AIM: Out of all the lines below, count those with the word "name". Give the number only.

[Records from a collection of figures]
-- start --
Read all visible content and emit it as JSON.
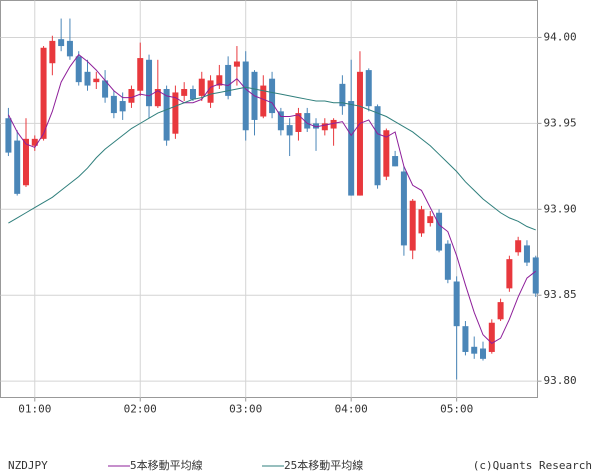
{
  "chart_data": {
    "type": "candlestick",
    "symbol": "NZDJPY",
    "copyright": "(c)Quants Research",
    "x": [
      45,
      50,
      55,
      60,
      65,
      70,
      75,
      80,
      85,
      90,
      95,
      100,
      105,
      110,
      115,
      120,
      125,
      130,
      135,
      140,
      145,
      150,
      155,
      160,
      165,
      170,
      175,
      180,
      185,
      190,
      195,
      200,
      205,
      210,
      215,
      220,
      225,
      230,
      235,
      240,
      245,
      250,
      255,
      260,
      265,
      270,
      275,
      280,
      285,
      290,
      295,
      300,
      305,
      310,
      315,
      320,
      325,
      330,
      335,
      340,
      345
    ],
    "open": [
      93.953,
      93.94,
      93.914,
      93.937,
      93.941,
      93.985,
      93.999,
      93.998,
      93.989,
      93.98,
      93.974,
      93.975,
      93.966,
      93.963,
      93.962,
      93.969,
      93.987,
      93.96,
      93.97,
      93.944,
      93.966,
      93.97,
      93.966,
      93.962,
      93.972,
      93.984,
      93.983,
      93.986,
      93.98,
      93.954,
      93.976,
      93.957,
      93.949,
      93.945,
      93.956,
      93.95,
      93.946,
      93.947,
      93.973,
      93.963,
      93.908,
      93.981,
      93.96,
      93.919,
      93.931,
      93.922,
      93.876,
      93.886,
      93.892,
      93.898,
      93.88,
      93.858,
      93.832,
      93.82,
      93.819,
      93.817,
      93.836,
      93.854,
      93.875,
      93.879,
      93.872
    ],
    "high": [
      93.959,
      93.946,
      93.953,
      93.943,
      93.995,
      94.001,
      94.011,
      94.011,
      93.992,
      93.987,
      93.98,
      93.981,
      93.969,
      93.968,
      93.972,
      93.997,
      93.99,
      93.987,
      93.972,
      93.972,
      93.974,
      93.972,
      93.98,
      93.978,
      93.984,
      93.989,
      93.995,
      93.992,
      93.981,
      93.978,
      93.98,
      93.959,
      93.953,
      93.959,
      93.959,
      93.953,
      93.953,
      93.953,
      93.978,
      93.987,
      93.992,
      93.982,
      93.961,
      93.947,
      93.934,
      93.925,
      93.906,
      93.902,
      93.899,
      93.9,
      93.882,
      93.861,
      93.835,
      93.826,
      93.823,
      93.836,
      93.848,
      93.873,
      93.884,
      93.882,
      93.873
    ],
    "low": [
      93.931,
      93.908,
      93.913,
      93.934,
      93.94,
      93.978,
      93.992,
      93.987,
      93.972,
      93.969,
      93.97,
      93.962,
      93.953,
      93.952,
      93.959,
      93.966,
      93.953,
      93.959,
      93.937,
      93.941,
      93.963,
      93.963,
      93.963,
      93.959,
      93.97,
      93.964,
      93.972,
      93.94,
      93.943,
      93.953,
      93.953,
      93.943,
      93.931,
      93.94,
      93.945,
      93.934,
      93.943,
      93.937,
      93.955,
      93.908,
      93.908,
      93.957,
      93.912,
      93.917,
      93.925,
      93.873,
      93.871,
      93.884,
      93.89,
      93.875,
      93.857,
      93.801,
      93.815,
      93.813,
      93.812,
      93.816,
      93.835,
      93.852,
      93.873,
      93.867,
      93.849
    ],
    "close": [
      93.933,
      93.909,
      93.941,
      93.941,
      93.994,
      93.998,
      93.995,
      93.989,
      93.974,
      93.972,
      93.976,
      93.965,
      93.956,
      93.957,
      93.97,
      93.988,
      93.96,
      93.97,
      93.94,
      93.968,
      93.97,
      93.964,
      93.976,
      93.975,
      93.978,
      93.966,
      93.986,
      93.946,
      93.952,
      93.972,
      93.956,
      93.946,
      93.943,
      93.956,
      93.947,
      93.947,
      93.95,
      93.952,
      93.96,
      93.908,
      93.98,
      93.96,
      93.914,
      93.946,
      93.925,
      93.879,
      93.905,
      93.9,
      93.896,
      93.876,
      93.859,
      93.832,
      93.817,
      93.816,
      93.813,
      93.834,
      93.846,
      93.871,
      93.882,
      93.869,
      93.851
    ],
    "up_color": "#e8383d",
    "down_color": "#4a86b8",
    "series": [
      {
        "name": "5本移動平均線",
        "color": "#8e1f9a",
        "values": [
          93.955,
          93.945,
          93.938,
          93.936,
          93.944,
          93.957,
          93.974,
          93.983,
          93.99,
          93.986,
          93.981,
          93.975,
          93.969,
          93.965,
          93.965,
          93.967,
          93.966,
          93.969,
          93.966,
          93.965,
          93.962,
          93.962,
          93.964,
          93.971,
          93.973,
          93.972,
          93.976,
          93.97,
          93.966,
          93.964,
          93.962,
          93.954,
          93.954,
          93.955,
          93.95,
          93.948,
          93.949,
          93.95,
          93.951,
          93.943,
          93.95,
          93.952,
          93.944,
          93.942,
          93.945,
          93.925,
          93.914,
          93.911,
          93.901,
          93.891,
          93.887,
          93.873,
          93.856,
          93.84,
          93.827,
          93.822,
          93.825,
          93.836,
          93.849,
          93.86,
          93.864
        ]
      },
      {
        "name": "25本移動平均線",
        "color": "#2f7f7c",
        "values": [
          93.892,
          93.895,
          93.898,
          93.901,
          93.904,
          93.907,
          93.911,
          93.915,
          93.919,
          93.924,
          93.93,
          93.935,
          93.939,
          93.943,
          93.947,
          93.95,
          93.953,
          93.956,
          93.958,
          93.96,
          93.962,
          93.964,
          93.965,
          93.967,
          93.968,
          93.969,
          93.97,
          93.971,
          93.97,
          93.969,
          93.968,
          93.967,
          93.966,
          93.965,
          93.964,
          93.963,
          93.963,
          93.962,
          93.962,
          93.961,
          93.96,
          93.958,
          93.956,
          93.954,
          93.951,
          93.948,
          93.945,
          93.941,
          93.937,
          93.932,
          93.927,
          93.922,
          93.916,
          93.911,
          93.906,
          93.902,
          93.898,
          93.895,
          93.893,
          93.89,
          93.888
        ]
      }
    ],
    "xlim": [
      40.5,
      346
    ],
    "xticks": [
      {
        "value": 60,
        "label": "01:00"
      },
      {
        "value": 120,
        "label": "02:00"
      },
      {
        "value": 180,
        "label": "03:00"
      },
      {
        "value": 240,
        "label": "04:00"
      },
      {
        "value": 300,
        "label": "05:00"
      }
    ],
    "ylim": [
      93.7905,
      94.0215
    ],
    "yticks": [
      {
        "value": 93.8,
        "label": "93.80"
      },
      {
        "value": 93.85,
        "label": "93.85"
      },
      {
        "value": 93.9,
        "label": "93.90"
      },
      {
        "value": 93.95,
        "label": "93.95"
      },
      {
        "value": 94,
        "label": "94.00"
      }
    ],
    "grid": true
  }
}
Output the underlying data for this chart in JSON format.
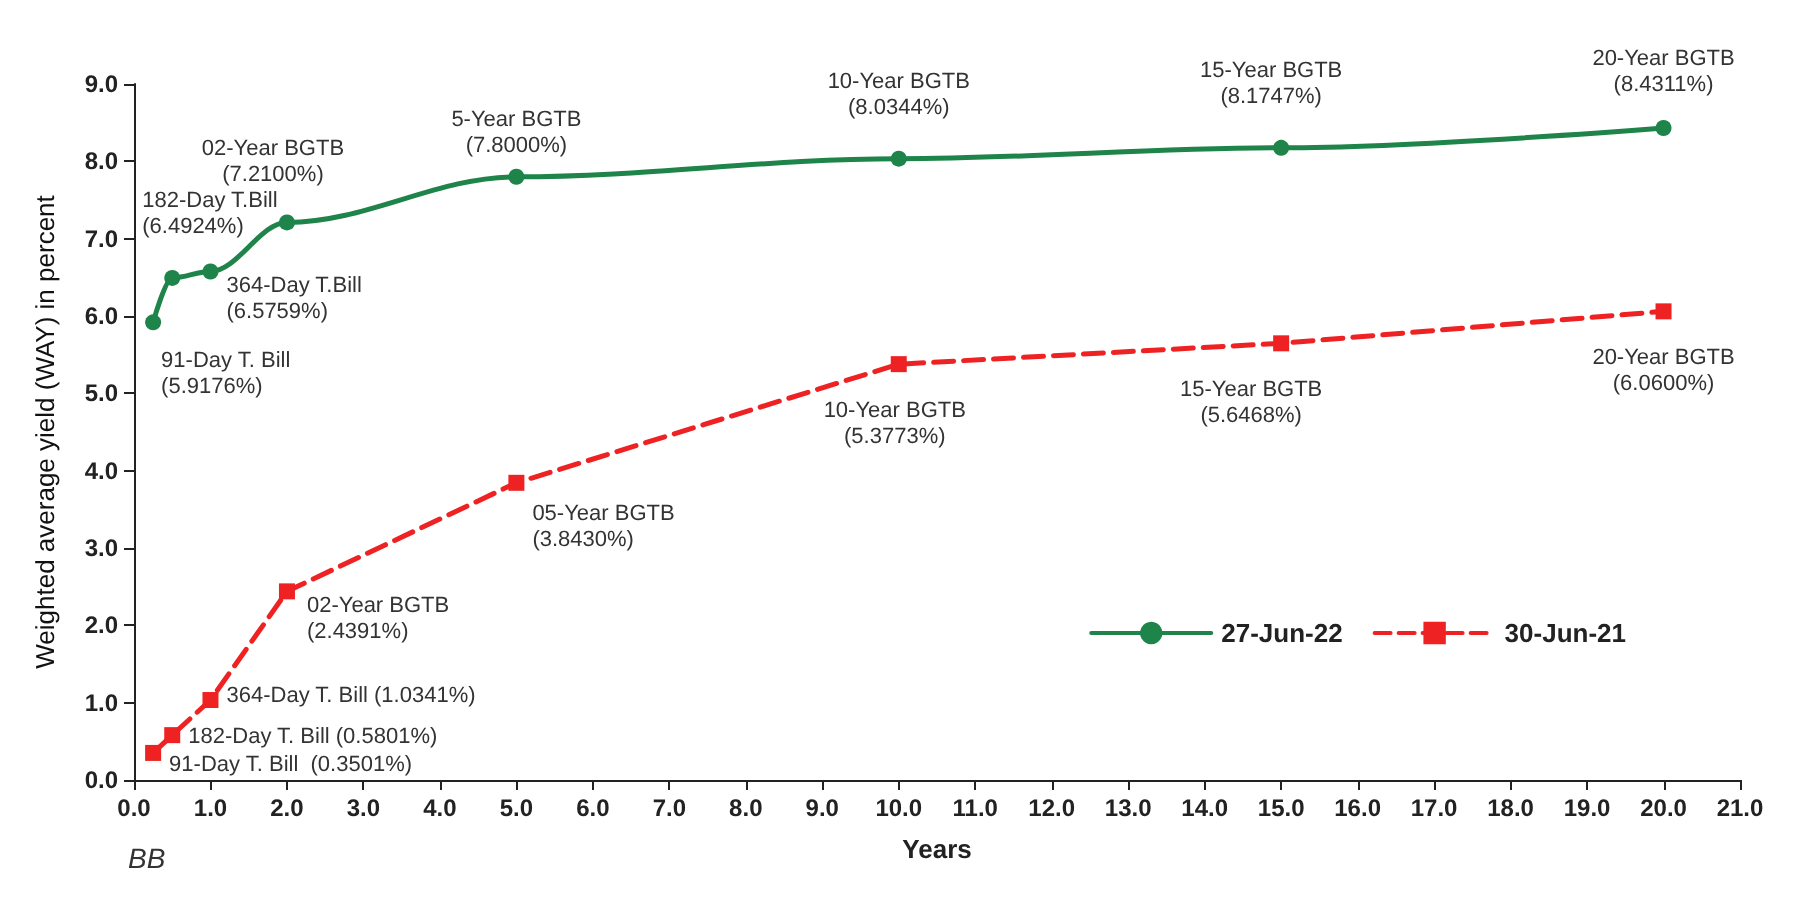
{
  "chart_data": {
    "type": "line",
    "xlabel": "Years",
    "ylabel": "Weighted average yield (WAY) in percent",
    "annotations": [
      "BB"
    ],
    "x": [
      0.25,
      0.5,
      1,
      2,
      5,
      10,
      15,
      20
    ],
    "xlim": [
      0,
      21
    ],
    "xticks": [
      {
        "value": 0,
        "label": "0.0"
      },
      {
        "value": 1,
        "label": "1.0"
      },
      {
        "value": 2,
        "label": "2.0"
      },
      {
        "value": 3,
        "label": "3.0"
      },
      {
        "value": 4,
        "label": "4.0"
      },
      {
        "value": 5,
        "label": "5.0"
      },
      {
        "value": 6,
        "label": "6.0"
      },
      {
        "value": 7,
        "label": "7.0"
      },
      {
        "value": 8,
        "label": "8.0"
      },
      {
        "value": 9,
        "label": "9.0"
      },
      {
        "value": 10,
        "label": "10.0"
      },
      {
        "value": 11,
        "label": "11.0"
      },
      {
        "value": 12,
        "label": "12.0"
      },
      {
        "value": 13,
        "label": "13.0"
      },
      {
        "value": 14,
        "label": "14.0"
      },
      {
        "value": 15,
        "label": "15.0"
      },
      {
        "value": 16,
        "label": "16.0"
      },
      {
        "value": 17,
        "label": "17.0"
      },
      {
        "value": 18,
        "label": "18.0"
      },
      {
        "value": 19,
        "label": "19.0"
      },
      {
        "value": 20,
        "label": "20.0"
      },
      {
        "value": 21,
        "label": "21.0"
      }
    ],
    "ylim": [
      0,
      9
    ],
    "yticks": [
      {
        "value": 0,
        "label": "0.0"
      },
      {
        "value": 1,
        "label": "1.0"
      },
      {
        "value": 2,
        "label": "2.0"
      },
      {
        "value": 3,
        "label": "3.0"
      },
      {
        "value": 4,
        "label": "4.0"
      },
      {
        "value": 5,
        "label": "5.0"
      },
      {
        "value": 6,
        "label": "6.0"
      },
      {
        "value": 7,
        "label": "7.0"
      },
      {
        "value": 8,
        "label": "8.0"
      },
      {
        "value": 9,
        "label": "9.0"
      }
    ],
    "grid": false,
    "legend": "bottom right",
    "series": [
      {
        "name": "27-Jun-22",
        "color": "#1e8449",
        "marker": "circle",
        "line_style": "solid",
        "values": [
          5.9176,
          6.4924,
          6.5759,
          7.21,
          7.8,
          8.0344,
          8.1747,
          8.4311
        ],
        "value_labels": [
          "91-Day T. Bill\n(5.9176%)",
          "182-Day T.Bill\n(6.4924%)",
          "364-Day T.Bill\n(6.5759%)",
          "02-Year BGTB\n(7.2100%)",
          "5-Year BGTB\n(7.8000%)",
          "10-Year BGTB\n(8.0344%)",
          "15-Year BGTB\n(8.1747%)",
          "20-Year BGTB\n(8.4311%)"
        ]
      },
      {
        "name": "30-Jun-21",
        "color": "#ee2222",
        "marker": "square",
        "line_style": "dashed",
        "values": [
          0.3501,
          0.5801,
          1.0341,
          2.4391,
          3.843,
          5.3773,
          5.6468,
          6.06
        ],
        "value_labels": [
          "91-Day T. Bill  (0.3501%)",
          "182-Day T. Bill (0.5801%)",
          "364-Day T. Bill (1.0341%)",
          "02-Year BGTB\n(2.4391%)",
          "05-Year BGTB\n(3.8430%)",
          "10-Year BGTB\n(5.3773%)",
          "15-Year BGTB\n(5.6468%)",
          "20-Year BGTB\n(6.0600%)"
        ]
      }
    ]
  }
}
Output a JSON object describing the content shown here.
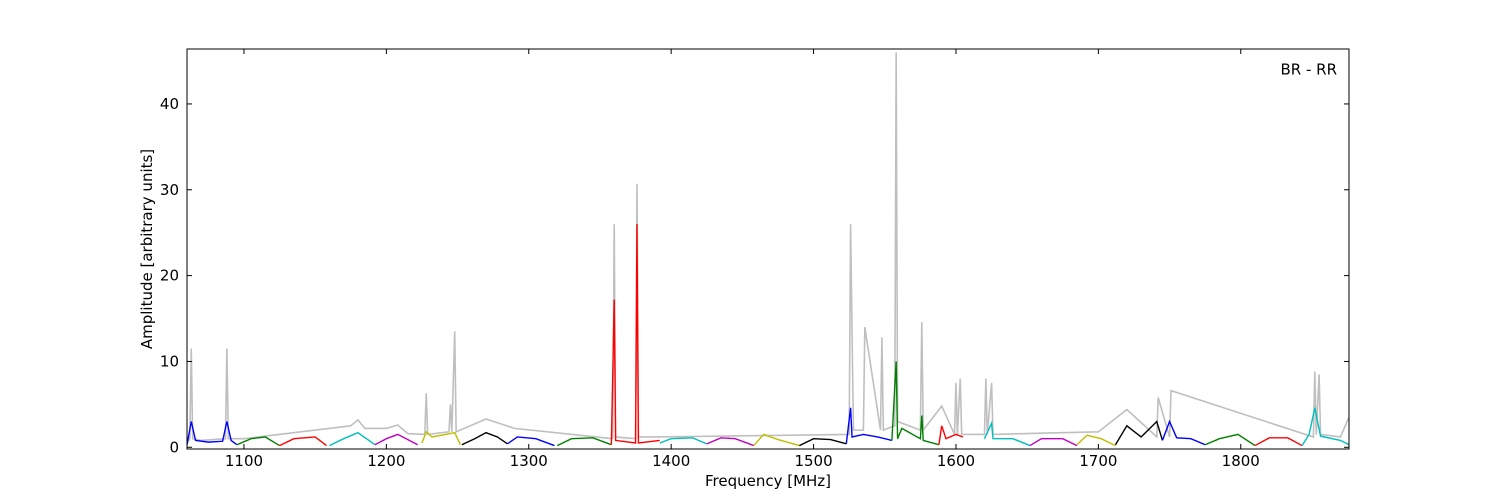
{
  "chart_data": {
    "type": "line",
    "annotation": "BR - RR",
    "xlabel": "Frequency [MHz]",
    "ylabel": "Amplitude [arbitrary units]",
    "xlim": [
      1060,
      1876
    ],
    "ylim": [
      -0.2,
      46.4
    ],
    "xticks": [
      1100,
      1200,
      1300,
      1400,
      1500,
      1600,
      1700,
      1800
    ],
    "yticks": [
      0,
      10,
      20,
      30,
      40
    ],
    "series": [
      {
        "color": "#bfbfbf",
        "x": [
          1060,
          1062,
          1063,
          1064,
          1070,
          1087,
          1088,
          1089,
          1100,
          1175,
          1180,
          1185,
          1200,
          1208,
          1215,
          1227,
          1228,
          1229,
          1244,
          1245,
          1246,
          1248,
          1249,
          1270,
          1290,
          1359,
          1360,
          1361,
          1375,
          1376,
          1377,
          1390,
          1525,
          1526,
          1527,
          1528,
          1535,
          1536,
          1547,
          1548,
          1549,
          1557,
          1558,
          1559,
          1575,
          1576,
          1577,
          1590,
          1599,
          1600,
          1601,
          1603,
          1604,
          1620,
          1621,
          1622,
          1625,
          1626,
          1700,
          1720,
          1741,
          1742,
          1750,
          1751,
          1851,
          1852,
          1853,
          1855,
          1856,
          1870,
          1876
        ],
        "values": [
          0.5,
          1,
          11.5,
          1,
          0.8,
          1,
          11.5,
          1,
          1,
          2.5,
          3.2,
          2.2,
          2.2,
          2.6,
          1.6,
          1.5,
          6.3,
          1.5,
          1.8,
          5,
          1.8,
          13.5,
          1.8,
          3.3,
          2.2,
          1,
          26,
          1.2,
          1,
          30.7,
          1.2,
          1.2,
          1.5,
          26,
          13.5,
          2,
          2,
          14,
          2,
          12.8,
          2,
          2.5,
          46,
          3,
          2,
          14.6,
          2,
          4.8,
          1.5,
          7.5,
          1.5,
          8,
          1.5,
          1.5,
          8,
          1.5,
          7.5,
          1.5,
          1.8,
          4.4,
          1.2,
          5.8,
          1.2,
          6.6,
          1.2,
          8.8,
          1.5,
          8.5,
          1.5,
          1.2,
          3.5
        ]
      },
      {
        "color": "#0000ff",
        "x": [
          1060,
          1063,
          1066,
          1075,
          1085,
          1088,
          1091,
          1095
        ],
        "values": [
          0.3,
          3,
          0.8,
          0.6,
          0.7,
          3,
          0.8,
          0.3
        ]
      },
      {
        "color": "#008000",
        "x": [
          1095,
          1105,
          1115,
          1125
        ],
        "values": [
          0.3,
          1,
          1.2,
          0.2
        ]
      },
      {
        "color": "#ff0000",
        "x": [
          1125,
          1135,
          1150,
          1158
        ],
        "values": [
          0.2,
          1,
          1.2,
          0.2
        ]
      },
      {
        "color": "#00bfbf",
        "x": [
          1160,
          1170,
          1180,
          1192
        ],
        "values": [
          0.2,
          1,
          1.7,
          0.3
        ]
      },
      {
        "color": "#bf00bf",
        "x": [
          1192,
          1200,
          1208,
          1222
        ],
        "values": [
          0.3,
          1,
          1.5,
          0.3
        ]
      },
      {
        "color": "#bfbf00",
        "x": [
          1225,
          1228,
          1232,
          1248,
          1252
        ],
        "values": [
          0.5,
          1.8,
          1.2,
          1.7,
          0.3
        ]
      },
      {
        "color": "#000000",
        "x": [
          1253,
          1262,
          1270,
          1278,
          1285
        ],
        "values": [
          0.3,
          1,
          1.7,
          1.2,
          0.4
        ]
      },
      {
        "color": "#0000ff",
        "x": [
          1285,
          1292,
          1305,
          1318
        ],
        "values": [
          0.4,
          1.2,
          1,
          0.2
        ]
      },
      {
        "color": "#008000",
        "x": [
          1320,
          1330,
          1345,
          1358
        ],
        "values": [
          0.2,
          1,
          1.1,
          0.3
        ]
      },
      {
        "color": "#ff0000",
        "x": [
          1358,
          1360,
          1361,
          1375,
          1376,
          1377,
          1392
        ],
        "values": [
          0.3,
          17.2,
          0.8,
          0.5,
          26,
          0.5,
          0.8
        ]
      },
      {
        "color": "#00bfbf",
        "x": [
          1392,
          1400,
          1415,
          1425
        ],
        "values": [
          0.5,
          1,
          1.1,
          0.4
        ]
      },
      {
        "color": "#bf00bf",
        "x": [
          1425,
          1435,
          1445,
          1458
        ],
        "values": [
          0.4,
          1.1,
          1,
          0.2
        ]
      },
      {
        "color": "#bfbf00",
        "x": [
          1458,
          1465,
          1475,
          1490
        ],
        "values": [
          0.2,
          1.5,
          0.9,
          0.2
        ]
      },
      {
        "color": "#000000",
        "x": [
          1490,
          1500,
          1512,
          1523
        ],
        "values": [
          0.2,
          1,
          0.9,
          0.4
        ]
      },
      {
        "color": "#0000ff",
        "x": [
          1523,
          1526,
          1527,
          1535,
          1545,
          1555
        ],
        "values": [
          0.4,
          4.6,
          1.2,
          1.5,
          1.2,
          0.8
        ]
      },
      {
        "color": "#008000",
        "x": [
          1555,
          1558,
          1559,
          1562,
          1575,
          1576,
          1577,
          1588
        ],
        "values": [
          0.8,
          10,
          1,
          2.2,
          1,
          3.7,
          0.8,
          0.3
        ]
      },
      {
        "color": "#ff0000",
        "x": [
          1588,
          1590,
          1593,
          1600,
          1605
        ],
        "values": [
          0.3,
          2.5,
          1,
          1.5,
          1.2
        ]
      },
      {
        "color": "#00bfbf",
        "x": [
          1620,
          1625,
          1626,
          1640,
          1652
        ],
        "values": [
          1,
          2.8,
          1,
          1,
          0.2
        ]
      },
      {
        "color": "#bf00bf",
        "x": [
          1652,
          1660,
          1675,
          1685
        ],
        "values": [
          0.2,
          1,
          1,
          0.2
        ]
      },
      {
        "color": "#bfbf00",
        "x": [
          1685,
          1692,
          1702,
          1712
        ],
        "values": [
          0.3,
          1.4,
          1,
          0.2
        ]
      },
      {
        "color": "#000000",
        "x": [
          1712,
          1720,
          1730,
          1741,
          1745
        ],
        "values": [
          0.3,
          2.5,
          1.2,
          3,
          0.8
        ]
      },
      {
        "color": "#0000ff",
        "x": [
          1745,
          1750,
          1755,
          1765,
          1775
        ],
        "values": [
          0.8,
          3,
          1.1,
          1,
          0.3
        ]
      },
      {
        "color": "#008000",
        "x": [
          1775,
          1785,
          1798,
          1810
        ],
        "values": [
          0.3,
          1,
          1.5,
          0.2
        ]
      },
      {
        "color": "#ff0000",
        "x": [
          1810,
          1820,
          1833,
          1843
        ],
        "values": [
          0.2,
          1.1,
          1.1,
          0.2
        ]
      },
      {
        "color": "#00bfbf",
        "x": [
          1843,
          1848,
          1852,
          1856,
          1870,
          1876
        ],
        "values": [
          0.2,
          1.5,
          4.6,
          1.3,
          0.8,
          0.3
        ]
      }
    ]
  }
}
-- end --
CORRECT RESULT: 4